DO THIS — Read the records and write them out again exactly.

▬▬▬▬▬▬

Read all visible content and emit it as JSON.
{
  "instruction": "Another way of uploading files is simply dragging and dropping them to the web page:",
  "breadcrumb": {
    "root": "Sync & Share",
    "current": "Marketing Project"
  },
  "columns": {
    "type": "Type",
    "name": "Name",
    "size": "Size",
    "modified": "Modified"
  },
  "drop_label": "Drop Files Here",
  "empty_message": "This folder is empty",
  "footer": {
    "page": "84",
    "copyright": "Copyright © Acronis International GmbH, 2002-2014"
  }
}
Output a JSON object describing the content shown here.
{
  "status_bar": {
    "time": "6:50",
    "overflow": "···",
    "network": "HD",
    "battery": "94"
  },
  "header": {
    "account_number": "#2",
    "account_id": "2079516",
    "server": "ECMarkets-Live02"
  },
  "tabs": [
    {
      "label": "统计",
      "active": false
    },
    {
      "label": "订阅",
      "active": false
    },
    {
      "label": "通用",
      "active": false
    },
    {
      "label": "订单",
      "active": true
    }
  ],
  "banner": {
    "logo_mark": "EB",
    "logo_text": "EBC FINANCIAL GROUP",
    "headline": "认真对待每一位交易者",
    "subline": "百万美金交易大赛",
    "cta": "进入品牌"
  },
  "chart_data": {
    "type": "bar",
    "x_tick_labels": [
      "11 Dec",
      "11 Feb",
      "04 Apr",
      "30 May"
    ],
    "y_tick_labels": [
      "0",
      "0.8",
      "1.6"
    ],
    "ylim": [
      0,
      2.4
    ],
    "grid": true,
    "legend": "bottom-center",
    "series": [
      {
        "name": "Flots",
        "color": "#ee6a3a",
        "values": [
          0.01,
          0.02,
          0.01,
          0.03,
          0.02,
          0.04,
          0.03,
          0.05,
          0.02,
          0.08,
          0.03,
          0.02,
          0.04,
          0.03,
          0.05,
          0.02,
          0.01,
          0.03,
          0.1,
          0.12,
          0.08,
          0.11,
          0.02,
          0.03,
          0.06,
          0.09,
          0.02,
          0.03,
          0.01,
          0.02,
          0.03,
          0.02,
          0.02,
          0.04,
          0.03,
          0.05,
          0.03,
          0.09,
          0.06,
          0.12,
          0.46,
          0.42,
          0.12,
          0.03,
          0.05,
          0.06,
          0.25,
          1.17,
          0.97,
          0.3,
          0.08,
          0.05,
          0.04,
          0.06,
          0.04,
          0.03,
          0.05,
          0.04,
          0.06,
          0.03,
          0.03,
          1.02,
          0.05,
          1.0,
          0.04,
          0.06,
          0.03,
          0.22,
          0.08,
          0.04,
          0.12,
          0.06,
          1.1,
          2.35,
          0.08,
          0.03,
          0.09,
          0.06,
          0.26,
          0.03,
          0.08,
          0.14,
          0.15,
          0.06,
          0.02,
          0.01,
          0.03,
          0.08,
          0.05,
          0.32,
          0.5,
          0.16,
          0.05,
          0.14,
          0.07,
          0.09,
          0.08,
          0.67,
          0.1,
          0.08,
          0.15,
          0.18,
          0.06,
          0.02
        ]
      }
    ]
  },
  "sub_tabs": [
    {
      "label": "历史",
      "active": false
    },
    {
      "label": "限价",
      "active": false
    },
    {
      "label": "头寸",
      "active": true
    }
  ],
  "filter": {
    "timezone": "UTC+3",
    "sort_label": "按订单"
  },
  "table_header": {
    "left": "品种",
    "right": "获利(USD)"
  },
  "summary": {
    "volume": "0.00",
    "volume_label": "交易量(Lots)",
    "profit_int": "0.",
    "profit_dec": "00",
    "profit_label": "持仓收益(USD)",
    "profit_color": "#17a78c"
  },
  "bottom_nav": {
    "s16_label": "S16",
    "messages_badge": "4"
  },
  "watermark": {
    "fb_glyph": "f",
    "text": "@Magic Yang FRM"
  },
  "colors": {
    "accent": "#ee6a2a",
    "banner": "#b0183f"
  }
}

▬▬▬▬▬▬

ANSWER TO THE PROBLEM —
Read all visible content and emit it as JSON.
{
  "instruction": "Another way of uploading files is simply dragging and dropping them to the web page:",
  "breadcrumb": {
    "root": "Sync & Share",
    "current": "Marketing Project"
  },
  "columns": {
    "type": "Type",
    "name": "Name",
    "size": "Size",
    "modified": "Modified"
  },
  "drop_label": "Drop Files Here",
  "empty_message": "This folder is empty",
  "footer": {
    "page": "84",
    "copyright": "Copyright © Acronis International GmbH, 2002-2014"
  }
}
Output a JSON object describing the content shown here.
{
  "status_bar": {
    "time": "6:50",
    "overflow": "···",
    "network": "HD",
    "battery": "94"
  },
  "header": {
    "account_number": "#2",
    "account_id": "2079516",
    "server": "ECMarkets-Live02"
  },
  "tabs": [
    {
      "label": "统计",
      "active": false
    },
    {
      "label": "订阅",
      "active": false
    },
    {
      "label": "通用",
      "active": false
    },
    {
      "label": "订单",
      "active": true
    }
  ],
  "banner": {
    "logo_mark": "EB",
    "logo_text": "EBC FINANCIAL GROUP",
    "headline": "认真对待每一位交易者",
    "subline": "百万美金交易大赛",
    "cta": "进入品牌"
  },
  "chart_data": {
    "type": "bar",
    "x_tick_labels": [
      "11 Dec",
      "11 Feb",
      "04 Apr",
      "30 May"
    ],
    "y_tick_labels": [
      "0",
      "0.8",
      "1.6"
    ],
    "ylim": [
      0,
      2.4
    ],
    "grid": true,
    "legend": "bottom-center",
    "series": [
      {
        "name": "Flots",
        "color": "#ee6a3a",
        "values": [
          0.01,
          0.02,
          0.01,
          0.03,
          0.02,
          0.04,
          0.03,
          0.05,
          0.02,
          0.08,
          0.03,
          0.02,
          0.04,
          0.03,
          0.05,
          0.02,
          0.01,
          0.03,
          0.1,
          0.12,
          0.08,
          0.11,
          0.02,
          0.03,
          0.06,
          0.09,
          0.02,
          0.03,
          0.01,
          0.02,
          0.03,
          0.02,
          0.02,
          0.04,
          0.03,
          0.05,
          0.03,
          0.09,
          0.06,
          0.12,
          0.46,
          0.42,
          0.12,
          0.03,
          0.05,
          0.06,
          0.25,
          1.17,
          0.97,
          0.3,
          0.08,
          0.05,
          0.04,
          0.06,
          0.04,
          0.03,
          0.05,
          0.04,
          0.06,
          0.03,
          0.03,
          1.02,
          0.05,
          1.0,
          0.04,
          0.06,
          0.03,
          0.22,
          0.08,
          0.04,
          0.12,
          0.06,
          1.1,
          2.35,
          0.08,
          0.03,
          0.09,
          0.06,
          0.26,
          0.03,
          0.08,
          0.14,
          0.15,
          0.06,
          0.02,
          0.01,
          0.03,
          0.08,
          0.05,
          0.32,
          0.5,
          0.16,
          0.05,
          0.14,
          0.07,
          0.09,
          0.08,
          0.67,
          0.1,
          0.08,
          0.15,
          0.18,
          0.06,
          0.02
        ]
      }
    ]
  },
  "sub_tabs": [
    {
      "label": "历史",
      "active": false
    },
    {
      "label": "限价",
      "active": false
    },
    {
      "label": "头寸",
      "active": true
    }
  ],
  "filter": {
    "timezone": "UTC+3",
    "sort_label": "按订单"
  },
  "table_header": {
    "left": "品种",
    "right": "获利(USD)"
  },
  "summary": {
    "volume": "0.00",
    "volume_label": "交易量(Lots)",
    "profit_int": "0.",
    "profit_dec": "00",
    "profit_label": "持仓收益(USD)",
    "profit_color": "#17a78c"
  },
  "bottom_nav": {
    "s16_label": "S16",
    "messages_badge": "4"
  },
  "watermark": {
    "fb_glyph": "f",
    "text": "@Magic Yang FRM"
  },
  "colors": {
    "accent": "#ee6a2a",
    "banner": "#b0183f"
  }
}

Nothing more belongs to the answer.